→ **GIVEN TASK**:
Copy the stretch of entries from their start through the line that contains "361, 167, 377]".

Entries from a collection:

----

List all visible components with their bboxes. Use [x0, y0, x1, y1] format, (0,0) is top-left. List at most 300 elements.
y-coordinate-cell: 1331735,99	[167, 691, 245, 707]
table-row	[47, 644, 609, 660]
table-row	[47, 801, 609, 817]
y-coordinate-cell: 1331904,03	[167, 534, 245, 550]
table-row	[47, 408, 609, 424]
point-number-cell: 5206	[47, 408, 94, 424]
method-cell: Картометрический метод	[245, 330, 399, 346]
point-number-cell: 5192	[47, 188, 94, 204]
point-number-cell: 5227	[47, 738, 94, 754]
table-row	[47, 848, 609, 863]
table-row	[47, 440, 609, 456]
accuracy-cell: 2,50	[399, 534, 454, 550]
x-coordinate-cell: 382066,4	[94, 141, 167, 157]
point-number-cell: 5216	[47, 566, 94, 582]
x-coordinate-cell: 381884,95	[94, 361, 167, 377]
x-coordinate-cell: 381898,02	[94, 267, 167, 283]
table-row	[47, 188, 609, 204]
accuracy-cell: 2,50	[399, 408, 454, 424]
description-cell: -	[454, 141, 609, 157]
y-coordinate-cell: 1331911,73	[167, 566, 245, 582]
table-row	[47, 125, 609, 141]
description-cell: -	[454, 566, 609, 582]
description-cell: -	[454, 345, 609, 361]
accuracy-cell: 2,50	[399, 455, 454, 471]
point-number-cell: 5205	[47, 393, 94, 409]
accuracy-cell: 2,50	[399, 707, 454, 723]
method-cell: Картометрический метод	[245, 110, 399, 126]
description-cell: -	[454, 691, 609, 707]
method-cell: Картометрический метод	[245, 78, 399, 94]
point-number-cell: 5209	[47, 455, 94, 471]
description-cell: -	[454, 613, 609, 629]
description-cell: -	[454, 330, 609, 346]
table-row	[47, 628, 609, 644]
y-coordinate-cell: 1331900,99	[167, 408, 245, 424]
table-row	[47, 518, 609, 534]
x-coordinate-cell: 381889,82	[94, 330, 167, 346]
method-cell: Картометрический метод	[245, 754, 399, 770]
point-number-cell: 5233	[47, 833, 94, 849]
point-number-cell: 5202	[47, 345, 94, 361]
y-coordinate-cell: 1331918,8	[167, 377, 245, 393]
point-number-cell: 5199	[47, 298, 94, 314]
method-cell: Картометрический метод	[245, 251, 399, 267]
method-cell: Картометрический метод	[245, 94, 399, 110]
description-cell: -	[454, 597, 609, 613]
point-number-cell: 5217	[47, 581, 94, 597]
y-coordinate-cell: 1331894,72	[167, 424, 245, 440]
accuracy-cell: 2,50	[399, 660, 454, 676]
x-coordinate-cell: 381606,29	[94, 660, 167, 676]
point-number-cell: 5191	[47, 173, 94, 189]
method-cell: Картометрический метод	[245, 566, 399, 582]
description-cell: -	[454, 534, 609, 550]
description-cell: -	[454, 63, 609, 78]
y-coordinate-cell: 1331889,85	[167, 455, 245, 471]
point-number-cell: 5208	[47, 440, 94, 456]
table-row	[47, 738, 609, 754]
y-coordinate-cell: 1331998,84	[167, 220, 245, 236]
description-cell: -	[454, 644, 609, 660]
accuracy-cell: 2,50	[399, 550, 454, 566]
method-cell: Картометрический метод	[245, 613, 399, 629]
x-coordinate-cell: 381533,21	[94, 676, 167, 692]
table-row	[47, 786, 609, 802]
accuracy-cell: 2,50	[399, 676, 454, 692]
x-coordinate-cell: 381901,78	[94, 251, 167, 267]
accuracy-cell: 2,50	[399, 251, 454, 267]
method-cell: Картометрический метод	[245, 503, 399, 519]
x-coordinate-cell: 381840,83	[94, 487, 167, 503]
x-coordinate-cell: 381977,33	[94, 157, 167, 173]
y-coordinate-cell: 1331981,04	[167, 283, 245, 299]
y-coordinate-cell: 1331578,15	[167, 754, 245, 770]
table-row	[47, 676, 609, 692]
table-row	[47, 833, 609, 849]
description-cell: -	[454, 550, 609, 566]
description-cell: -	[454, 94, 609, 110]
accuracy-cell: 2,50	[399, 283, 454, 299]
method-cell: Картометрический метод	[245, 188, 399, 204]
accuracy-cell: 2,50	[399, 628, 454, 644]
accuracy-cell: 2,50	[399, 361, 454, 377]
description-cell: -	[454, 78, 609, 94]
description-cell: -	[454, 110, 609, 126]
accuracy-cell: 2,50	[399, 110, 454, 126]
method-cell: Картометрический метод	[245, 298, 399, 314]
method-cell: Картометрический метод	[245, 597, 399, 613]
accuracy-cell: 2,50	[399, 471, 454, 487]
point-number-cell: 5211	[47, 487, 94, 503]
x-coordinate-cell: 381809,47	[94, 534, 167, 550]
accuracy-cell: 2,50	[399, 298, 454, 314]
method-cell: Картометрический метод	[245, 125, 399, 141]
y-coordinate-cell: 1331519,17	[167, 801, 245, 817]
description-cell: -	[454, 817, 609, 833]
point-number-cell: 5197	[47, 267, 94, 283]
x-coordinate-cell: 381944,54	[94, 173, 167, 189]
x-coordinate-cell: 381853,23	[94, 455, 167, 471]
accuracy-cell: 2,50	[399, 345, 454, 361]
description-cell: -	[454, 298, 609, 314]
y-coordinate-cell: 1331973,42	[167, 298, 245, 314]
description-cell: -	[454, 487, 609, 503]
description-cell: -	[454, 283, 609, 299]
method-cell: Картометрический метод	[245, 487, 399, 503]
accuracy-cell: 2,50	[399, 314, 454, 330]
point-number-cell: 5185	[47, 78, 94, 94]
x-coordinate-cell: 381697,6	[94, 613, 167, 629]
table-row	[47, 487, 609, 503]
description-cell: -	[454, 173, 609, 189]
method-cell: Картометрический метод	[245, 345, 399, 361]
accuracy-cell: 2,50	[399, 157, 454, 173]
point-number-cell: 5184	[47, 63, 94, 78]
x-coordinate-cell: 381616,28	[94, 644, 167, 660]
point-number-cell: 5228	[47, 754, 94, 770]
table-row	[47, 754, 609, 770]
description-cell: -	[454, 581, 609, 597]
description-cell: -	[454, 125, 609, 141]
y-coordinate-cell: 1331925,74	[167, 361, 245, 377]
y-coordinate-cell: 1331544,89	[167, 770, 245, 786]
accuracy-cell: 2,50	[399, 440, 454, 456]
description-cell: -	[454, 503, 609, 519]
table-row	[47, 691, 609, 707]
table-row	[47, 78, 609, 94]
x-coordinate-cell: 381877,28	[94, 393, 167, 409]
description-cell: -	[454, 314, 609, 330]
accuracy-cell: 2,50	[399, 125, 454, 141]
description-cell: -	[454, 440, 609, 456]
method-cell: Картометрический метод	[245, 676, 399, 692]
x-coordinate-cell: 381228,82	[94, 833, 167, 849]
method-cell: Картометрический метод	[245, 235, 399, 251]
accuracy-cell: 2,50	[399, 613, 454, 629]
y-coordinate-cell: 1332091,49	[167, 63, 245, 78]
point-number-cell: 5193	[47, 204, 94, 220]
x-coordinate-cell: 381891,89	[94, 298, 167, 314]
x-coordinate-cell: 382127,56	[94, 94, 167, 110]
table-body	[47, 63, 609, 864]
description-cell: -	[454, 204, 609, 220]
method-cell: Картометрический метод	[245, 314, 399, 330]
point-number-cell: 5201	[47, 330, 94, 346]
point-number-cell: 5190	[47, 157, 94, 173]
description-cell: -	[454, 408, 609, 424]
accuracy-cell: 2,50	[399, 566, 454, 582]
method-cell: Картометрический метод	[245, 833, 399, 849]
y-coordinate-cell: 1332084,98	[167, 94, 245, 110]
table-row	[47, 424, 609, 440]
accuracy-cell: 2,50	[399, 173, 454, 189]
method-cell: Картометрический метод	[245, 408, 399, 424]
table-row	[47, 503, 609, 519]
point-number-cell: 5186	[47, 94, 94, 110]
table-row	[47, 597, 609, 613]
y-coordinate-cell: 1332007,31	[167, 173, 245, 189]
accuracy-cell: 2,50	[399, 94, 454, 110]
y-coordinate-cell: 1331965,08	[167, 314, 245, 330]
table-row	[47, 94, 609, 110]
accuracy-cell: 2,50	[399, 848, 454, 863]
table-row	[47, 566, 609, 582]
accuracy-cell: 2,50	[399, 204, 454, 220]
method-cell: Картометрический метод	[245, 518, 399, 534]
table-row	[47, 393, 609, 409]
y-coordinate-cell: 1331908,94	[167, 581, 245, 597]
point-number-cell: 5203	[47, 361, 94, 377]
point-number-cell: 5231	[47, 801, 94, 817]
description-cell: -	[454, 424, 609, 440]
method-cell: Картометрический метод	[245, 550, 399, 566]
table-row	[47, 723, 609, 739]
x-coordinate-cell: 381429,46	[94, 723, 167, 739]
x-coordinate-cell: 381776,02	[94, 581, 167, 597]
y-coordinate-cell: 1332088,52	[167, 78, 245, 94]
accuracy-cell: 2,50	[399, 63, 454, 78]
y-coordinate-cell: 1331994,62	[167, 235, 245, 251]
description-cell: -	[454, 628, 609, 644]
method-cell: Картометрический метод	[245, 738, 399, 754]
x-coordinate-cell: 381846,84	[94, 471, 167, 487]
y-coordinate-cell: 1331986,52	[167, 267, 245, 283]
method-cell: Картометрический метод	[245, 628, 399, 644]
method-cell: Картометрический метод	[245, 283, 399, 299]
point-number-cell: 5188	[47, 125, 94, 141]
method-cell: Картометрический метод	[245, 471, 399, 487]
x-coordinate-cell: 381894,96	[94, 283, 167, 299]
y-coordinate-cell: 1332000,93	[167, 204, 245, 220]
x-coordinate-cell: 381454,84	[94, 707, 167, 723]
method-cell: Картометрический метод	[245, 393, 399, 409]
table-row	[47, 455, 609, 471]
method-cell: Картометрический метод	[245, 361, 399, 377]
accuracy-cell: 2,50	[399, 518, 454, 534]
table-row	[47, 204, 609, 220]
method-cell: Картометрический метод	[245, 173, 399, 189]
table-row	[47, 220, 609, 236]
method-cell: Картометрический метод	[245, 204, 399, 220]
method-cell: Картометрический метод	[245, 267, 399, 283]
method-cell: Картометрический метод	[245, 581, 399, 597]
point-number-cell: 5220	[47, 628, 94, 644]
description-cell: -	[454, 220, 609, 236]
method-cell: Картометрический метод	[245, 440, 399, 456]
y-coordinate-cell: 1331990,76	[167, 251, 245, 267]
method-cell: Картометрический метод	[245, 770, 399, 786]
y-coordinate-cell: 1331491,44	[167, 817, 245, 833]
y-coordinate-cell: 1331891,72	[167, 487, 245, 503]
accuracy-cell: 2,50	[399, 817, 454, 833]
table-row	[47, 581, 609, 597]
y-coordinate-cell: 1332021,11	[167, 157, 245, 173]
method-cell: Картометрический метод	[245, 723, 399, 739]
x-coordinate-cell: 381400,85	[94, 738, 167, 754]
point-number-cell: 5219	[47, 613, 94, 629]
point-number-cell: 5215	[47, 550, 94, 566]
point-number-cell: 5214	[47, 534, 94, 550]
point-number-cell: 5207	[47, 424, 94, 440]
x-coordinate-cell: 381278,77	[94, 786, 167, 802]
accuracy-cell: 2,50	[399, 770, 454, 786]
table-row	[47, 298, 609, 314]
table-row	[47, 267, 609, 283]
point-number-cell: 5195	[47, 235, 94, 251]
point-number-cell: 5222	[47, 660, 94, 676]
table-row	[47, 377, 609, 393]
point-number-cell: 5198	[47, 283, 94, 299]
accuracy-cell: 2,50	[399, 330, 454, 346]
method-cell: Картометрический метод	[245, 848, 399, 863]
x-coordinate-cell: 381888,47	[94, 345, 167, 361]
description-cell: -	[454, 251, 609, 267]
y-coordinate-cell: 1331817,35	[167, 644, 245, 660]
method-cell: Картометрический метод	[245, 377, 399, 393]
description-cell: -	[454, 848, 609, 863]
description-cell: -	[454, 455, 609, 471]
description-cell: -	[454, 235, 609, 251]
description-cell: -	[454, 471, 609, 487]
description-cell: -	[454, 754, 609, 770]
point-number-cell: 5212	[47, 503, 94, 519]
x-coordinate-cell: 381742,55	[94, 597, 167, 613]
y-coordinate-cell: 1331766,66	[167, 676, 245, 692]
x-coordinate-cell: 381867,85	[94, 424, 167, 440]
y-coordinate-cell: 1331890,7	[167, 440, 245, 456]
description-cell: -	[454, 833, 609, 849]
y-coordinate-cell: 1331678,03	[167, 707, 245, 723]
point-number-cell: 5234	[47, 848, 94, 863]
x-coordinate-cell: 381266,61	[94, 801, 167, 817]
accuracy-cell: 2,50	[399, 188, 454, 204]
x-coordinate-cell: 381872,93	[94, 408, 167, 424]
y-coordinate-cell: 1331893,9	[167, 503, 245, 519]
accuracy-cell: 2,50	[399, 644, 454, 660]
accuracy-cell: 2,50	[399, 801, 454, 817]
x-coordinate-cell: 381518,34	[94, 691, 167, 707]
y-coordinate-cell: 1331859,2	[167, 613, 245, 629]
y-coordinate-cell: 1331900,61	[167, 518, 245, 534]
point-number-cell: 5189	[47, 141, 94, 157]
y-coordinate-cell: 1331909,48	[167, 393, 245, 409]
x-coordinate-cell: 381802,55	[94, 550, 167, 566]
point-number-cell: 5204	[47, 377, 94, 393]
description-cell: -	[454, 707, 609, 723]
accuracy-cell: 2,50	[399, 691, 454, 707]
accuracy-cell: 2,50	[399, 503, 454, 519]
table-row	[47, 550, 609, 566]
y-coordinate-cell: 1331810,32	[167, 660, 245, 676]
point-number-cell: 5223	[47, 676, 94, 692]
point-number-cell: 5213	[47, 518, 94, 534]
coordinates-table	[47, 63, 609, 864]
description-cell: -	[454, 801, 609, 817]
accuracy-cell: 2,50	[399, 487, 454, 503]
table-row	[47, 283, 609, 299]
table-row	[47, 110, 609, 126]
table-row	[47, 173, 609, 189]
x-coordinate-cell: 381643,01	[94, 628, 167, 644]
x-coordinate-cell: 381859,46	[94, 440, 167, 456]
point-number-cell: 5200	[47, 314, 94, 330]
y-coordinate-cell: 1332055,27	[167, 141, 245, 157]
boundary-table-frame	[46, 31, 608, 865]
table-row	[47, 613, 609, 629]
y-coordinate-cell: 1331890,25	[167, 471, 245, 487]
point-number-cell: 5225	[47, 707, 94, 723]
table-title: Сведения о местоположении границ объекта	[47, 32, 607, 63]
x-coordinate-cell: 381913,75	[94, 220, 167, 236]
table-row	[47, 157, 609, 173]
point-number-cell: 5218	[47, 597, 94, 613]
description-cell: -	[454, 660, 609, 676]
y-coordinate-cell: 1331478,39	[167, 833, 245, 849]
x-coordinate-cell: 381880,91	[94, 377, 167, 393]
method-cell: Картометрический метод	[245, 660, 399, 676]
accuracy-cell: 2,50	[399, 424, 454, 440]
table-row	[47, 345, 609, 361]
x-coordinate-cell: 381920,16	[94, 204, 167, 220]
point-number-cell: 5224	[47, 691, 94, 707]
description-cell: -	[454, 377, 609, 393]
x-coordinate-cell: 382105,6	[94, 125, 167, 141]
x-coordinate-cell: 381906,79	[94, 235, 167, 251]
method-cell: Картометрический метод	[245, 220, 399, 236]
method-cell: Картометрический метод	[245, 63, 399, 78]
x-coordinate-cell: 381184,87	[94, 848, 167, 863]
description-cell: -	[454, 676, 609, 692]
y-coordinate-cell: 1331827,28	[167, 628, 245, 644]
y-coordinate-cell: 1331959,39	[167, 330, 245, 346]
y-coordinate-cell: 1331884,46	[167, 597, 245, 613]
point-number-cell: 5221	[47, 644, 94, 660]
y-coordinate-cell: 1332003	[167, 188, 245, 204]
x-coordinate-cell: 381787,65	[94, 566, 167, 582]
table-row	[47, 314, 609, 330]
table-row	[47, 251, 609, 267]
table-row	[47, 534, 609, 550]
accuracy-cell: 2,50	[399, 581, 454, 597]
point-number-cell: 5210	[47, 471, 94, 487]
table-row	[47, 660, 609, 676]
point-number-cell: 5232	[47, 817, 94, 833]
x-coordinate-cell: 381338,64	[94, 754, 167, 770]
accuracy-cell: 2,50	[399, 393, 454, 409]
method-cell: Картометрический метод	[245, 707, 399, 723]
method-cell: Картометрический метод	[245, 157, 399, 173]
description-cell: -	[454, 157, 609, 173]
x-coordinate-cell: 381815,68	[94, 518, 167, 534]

----

→ **WRITTEN ANSWER**:
List all visible components with their bboxes. Use [x0, y0, x1, y1] format, (0,0) is top-left. List at most 300 elements.
y-coordinate-cell: 1331735,99	[167, 691, 245, 707]
table-row	[47, 644, 609, 660]
table-row	[47, 801, 609, 817]
y-coordinate-cell: 1331904,03	[167, 534, 245, 550]
table-row	[47, 408, 609, 424]
point-number-cell: 5206	[47, 408, 94, 424]
method-cell: Картометрический метод	[245, 330, 399, 346]
point-number-cell: 5192	[47, 188, 94, 204]
point-number-cell: 5227	[47, 738, 94, 754]
table-row	[47, 848, 609, 863]
table-row	[47, 440, 609, 456]
accuracy-cell: 2,50	[399, 534, 454, 550]
x-coordinate-cell: 382066,4	[94, 141, 167, 157]
point-number-cell: 5216	[47, 566, 94, 582]
x-coordinate-cell: 381884,95	[94, 361, 167, 377]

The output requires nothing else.